[Records from a data collection]
+ + + + + + +
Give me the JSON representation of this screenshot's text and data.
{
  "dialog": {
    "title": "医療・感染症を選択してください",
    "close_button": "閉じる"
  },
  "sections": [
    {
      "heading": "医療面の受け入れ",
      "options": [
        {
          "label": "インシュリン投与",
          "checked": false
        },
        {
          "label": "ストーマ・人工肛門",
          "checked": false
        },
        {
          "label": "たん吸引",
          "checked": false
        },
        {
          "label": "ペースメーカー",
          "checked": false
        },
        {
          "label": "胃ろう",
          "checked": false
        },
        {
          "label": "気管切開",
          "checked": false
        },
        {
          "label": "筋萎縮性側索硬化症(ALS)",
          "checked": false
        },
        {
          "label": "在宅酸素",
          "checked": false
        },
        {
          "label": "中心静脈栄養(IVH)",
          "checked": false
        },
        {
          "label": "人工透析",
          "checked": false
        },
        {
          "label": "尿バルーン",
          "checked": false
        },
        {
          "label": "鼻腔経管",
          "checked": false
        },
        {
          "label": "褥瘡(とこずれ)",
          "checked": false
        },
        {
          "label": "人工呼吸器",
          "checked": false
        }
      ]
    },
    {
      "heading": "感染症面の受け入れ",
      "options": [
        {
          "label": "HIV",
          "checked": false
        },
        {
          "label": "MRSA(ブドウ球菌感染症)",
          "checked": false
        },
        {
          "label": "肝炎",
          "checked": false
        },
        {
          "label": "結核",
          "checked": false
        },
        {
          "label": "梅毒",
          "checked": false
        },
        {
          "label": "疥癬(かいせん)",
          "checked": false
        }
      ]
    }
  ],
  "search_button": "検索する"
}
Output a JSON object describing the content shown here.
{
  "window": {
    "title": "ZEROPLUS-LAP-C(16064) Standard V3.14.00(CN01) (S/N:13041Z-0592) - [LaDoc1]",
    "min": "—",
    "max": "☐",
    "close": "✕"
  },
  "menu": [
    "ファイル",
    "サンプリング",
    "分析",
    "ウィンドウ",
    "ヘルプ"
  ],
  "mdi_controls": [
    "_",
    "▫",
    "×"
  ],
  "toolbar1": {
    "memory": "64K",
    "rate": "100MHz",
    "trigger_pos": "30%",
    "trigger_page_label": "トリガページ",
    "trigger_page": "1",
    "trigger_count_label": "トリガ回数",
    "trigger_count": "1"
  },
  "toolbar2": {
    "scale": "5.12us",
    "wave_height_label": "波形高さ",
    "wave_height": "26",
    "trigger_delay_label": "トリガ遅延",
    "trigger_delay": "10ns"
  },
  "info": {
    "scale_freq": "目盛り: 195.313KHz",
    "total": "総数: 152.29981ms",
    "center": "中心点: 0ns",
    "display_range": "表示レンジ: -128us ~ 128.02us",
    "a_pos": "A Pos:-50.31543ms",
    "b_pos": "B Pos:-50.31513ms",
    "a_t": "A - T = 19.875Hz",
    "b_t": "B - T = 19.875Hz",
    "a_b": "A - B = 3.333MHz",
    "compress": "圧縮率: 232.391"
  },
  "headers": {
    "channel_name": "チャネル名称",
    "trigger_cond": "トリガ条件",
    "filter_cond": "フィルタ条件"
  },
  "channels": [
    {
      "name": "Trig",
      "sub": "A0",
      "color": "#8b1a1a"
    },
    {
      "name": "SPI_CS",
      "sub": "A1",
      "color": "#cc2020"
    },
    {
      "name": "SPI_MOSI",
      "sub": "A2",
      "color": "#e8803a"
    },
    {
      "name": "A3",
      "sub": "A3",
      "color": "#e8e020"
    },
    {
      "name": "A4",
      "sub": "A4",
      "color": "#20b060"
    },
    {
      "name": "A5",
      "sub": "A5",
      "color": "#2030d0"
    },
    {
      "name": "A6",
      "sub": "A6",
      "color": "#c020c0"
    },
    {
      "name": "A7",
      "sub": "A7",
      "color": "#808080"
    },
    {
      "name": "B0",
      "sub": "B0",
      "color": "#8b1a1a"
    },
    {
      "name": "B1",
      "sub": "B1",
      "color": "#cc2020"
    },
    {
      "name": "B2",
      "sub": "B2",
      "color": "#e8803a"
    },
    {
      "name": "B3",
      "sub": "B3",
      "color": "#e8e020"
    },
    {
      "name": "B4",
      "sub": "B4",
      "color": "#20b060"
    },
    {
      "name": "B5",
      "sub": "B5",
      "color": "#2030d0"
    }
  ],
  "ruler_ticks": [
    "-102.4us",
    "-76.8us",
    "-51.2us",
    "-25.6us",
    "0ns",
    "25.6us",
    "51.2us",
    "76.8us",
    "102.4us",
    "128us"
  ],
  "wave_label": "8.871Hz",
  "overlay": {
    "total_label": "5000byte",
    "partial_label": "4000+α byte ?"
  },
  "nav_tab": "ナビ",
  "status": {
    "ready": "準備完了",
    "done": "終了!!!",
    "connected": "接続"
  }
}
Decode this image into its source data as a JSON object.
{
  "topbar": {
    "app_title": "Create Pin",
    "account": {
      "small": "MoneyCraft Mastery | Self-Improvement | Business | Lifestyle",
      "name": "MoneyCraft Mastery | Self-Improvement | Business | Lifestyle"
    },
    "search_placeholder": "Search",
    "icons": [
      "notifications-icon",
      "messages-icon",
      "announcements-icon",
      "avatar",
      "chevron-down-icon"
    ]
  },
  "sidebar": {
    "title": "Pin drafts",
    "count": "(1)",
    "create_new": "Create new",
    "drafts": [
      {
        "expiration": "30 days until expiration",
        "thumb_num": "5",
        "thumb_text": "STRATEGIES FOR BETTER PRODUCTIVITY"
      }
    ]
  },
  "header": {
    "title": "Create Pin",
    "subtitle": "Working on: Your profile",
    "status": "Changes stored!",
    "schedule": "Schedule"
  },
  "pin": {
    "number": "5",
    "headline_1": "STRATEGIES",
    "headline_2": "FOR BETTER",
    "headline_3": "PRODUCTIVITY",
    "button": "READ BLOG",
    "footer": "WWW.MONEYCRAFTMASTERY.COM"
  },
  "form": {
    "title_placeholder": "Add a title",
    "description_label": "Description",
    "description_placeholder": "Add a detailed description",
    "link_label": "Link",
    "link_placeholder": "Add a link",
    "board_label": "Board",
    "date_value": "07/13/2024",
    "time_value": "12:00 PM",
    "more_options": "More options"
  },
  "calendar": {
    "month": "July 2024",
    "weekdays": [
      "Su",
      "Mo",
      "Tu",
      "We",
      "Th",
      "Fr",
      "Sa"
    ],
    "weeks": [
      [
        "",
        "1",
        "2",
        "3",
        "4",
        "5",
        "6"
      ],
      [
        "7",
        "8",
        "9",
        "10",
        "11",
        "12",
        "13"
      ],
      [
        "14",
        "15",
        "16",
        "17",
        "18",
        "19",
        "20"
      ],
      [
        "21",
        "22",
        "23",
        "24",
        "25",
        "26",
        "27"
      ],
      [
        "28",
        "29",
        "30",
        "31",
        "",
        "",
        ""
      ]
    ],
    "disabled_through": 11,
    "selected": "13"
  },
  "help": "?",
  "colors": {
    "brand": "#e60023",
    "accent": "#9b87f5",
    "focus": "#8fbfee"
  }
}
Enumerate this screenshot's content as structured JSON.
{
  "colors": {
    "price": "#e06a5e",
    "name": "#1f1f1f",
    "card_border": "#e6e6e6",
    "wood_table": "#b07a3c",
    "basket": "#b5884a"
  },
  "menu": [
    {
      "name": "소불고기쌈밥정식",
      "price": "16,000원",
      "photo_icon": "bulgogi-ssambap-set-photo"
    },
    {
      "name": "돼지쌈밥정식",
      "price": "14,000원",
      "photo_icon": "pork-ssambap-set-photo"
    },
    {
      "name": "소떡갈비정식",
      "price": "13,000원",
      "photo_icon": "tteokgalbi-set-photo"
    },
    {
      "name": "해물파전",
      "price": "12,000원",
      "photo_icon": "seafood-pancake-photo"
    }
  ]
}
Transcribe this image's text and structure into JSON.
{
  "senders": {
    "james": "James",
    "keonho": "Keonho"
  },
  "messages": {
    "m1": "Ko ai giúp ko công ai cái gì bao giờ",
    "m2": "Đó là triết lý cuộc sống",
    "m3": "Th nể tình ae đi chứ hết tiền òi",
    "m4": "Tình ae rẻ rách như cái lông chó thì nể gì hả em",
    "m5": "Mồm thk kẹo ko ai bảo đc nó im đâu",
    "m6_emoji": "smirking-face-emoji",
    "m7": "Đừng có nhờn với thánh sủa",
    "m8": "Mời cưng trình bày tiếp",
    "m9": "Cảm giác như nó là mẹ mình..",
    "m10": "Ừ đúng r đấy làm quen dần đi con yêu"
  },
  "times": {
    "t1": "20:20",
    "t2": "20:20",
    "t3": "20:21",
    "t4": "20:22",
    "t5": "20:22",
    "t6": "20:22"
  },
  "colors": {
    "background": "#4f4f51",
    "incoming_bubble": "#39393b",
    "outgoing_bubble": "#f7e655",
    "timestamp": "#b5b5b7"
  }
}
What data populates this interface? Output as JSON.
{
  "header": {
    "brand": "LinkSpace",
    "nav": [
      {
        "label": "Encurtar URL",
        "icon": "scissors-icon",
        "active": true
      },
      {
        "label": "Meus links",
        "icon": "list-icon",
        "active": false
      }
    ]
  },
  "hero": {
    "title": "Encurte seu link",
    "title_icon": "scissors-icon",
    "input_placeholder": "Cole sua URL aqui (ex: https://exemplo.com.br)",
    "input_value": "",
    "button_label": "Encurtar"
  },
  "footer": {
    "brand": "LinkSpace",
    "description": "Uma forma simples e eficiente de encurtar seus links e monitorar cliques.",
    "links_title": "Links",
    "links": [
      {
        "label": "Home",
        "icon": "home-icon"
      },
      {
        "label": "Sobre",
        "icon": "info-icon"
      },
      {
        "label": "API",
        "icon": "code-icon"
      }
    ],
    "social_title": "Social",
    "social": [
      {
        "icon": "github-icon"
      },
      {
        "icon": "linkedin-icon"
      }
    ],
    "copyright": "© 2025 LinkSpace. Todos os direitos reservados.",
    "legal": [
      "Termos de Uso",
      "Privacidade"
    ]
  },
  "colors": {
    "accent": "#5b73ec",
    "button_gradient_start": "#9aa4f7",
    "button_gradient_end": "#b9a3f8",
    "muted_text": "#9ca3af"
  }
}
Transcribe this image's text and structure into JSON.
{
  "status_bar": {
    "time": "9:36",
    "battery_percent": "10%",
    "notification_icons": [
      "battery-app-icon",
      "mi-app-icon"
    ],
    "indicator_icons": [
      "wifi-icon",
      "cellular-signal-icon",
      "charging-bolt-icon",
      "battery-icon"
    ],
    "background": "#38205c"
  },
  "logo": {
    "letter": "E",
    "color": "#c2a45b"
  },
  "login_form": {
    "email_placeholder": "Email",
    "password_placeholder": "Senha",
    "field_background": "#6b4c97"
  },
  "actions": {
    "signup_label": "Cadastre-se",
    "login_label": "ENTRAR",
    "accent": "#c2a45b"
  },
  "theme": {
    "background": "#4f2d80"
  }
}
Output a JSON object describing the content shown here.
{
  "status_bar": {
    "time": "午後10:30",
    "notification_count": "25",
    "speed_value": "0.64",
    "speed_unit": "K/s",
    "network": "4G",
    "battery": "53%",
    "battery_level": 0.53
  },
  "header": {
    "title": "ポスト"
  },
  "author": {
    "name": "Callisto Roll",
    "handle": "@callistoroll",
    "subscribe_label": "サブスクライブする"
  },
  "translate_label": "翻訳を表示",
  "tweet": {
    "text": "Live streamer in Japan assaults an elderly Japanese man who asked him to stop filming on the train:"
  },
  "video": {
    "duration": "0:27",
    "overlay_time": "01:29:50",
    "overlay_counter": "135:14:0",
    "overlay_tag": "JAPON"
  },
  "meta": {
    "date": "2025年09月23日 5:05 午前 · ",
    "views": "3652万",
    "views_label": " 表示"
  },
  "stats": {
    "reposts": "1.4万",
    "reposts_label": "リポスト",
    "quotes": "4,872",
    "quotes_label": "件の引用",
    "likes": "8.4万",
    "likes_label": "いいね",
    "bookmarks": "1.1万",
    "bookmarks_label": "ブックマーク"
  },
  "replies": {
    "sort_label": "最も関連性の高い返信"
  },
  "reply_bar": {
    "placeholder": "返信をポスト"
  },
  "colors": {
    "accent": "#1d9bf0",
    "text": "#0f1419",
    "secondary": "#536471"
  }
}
+ + + + + + +
● What to do: Which lines include the word "JSON"? List them all.

● Solution for this task:
Give me the JSON representation of this screenshot's text and data.
Output a JSON object describing the content shown here.
Decode this image into its source data as a JSON object.
Enumerate this screenshot's content as structured JSON.
Transcribe this image's text and structure into JSON.
What data populates this interface? Output as JSON.
Transcribe this image's text and structure into JSON.
Output a JSON object describing the content shown here.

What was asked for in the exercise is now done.